LISTED RECORDS.
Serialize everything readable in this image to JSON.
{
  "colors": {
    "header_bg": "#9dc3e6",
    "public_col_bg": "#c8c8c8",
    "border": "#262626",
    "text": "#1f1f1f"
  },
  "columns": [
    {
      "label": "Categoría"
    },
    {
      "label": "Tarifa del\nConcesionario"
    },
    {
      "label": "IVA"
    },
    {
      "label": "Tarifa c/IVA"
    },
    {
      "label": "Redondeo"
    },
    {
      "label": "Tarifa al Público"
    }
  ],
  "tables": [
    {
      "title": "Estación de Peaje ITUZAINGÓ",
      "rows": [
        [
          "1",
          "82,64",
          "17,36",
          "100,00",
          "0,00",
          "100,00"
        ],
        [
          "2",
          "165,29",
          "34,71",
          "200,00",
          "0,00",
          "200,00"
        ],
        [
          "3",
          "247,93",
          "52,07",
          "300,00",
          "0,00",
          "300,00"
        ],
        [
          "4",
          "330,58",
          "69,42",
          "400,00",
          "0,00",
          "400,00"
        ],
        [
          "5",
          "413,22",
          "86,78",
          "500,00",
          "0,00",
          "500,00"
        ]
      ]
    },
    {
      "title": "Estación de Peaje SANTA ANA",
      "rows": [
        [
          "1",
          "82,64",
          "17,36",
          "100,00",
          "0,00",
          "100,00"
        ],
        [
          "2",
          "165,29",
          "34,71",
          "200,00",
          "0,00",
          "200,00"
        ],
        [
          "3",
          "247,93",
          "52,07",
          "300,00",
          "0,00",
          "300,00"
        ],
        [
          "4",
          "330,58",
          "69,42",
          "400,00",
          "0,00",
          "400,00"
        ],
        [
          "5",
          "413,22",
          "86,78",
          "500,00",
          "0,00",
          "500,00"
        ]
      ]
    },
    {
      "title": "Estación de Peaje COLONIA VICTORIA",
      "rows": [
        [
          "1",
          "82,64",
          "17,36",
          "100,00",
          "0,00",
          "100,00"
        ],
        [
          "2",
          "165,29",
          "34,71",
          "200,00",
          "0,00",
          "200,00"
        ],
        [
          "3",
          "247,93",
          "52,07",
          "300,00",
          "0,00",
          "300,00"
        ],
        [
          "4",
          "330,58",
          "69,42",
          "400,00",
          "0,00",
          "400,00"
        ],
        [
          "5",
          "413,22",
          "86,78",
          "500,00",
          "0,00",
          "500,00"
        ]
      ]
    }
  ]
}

EXERCISE DESCRIPTION.
Write out every entry word for word.

RESULT FOR THIS TASK.
Serialize everything readable in this image to JSON.
{
  "colors": {
    "header_bg": "#9dc3e6",
    "public_col_bg": "#c8c8c8",
    "border": "#262626",
    "text": "#1f1f1f"
  },
  "columns": [
    {
      "label": "Categoría"
    },
    {
      "label": "Tarifa del\nConcesionario"
    },
    {
      "label": "IVA"
    },
    {
      "label": "Tarifa c/IVA"
    },
    {
      "label": "Redondeo"
    },
    {
      "label": "Tarifa al Público"
    }
  ],
  "tables": [
    {
      "title": "Estación de Peaje ITUZAINGÓ",
      "rows": [
        [
          "1",
          "82,64",
          "17,36",
          "100,00",
          "0,00",
          "100,00"
        ],
        [
          "2",
          "165,29",
          "34,71",
          "200,00",
          "0,00",
          "200,00"
        ],
        [
          "3",
          "247,93",
          "52,07",
          "300,00",
          "0,00",
          "300,00"
        ],
        [
          "4",
          "330,58",
          "69,42",
          "400,00",
          "0,00",
          "400,00"
        ],
        [
          "5",
          "413,22",
          "86,78",
          "500,00",
          "0,00",
          "500,00"
        ]
      ]
    },
    {
      "title": "Estación de Peaje SANTA ANA",
      "rows": [
        [
          "1",
          "82,64",
          "17,36",
          "100,00",
          "0,00",
          "100,00"
        ],
        [
          "2",
          "165,29",
          "34,71",
          "200,00",
          "0,00",
          "200,00"
        ],
        [
          "3",
          "247,93",
          "52,07",
          "300,00",
          "0,00",
          "300,00"
        ],
        [
          "4",
          "330,58",
          "69,42",
          "400,00",
          "0,00",
          "400,00"
        ],
        [
          "5",
          "413,22",
          "86,78",
          "500,00",
          "0,00",
          "500,00"
        ]
      ]
    },
    {
      "title": "Estación de Peaje COLONIA VICTORIA",
      "rows": [
        [
          "1",
          "82,64",
          "17,36",
          "100,00",
          "0,00",
          "100,00"
        ],
        [
          "2",
          "165,29",
          "34,71",
          "200,00",
          "0,00",
          "200,00"
        ],
        [
          "3",
          "247,93",
          "52,07",
          "300,00",
          "0,00",
          "300,00"
        ],
        [
          "4",
          "330,58",
          "69,42",
          "400,00",
          "0,00",
          "400,00"
        ],
        [
          "5",
          "413,22",
          "86,78",
          "500,00",
          "0,00",
          "500,00"
        ]
      ]
    }
  ]
}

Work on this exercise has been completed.